- Data lines -

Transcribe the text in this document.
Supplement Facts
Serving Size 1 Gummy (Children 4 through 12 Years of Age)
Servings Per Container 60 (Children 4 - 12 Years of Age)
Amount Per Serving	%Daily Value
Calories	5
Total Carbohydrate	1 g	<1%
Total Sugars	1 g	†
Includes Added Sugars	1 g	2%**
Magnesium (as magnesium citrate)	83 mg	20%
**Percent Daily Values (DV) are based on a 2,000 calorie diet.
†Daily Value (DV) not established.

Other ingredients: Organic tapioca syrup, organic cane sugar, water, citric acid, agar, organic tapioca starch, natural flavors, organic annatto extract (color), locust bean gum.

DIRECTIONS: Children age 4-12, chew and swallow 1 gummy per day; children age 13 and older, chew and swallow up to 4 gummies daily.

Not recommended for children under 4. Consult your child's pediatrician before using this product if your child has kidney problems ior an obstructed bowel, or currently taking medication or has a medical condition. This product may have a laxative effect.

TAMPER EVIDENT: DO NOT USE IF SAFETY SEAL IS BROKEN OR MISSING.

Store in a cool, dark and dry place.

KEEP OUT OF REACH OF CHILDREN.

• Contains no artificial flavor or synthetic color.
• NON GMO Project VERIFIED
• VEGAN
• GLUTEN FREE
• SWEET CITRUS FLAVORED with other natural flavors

- Given instruction -
Retype all of the material, keeping each line exact.

- Solution -
Transcribe the text in this document.
Supplement Facts
Serving Size 1 Gummy (Children 4 through 12 Years of Age)
Servings Per Container 60 (Children 4 - 12 Years of Age)
Amount Per Serving	%Daily Value
Calories	5
Total Carbohydrate	1 g	<1%
Total Sugars	1 g	†
Includes Added Sugars	1 g	2%**
Magnesium (as magnesium citrate)	83 mg	20%
**Percent Daily Values (DV) are based on a 2,000 calorie diet.
†Daily Value (DV) not established.

Other ingredients: Organic tapioca syrup, organic cane sugar, water, citric acid, agar, organic tapioca starch, natural flavors, organic annatto extract (color), locust bean gum.

DIRECTIONS: Children age 4-12, chew and swallow 1 gummy per day; children age 13 and older, chew and swallow up to 4 gummies daily.

Not recommended for children under 4. Consult your child's pediatrician before using this product if your child has kidney problems ior an obstructed bowel, or currently taking medication or has a medical condition. This product may have a laxative effect.

TAMPER EVIDENT: DO NOT USE IF SAFETY SEAL IS BROKEN OR MISSING.

Store in a cool, dark and dry place.

KEEP OUT OF REACH OF CHILDREN.

• Contains no artificial flavor or synthetic color.
• NON GMO Project VERIFIED
• VEGAN
• GLUTEN FREE
• SWEET CITRUS FLAVORED with other natural flavors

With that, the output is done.